Written task -> Scan the entries below and report only how many lines contain "五查五看".
**** Exercise materials ****
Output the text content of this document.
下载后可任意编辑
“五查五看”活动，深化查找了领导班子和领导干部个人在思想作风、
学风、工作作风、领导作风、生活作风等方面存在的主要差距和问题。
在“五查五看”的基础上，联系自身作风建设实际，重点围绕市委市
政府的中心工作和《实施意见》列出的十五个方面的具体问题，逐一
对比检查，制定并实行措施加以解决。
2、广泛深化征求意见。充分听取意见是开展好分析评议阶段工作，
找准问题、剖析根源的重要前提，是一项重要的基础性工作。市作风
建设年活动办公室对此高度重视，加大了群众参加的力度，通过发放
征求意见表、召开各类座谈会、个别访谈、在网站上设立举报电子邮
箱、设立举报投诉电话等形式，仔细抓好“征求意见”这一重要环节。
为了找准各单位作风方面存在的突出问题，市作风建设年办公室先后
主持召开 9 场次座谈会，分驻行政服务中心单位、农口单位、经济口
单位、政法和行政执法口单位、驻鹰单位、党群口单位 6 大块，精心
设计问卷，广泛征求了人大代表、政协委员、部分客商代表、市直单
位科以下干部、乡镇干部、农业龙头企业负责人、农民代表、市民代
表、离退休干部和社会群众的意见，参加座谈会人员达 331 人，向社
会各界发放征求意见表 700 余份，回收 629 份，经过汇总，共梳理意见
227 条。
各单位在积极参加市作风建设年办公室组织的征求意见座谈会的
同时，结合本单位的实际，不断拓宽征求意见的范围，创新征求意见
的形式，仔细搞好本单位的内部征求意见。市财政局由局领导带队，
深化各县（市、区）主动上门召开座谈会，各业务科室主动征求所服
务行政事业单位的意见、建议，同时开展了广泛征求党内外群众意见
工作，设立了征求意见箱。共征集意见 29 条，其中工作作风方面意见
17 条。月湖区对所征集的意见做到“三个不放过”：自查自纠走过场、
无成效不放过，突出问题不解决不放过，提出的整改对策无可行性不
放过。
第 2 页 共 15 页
****
Response to the task -> 2